• [Given task]
Your task is to print the material below exactly as presented.

• [Extracted records]
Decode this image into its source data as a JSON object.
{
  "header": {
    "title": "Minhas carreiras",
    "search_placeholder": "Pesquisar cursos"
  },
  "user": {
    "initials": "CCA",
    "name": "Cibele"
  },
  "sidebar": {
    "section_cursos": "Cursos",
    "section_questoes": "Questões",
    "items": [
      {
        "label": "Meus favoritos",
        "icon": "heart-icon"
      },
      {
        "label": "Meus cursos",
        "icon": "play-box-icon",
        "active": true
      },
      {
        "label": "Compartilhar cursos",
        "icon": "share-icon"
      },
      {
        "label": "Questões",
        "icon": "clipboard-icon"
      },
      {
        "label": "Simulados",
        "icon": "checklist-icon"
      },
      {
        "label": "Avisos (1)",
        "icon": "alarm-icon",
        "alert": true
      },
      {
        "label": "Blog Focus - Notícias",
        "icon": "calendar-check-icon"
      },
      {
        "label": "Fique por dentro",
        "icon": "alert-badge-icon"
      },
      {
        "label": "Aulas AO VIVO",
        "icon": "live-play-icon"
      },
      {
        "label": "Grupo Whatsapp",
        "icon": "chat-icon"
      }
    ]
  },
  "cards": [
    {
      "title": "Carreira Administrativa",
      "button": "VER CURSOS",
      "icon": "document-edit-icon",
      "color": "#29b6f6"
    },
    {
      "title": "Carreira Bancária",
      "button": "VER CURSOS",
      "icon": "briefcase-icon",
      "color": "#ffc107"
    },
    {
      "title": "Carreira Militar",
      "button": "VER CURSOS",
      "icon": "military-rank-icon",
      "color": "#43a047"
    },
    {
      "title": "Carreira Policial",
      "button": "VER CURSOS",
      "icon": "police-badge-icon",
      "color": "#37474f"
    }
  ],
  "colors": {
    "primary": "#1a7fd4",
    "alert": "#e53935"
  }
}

• [Answer to this problem]
Decode this image into its source data as a JSON object.
{
  "header": {
    "title": "Minhas carreiras",
    "search_placeholder": "Pesquisar cursos"
  },
  "user": {
    "initials": "CCA",
    "name": "Cibele"
  },
  "sidebar": {
    "section_cursos": "Cursos",
    "section_questoes": "Questões",
    "items": [
      {
        "label": "Meus favoritos",
        "icon": "heart-icon"
      },
      {
        "label": "Meus cursos",
        "icon": "play-box-icon",
        "active": true
      },
      {
        "label": "Compartilhar cursos",
        "icon": "share-icon"
      },
      {
        "label": "Questões",
        "icon": "clipboard-icon"
      },
      {
        "label": "Simulados",
        "icon": "checklist-icon"
      },
      {
        "label": "Avisos (1)",
        "icon": "alarm-icon",
        "alert": true
      },
      {
        "label": "Blog Focus - Notícias",
        "icon": "calendar-check-icon"
      },
      {
        "label": "Fique por dentro",
        "icon": "alert-badge-icon"
      },
      {
        "label": "Aulas AO VIVO",
        "icon": "live-play-icon"
      },
      {
        "label": "Grupo Whatsapp",
        "icon": "chat-icon"
      }
    ]
  },
  "cards": [
    {
      "title": "Carreira Administrativa",
      "button": "VER CURSOS",
      "icon": "document-edit-icon",
      "color": "#29b6f6"
    },
    {
      "title": "Carreira Bancária",
      "button": "VER CURSOS",
      "icon": "briefcase-icon",
      "color": "#ffc107"
    },
    {
      "title": "Carreira Militar",
      "button": "VER CURSOS",
      "icon": "military-rank-icon",
      "color": "#43a047"
    },
    {
      "title": "Carreira Policial",
      "button": "VER CURSOS",
      "icon": "police-badge-icon",
      "color": "#37474f"
    }
  ],
  "colors": {
    "primary": "#1a7fd4",
    "alert": "#e53935"
  }
}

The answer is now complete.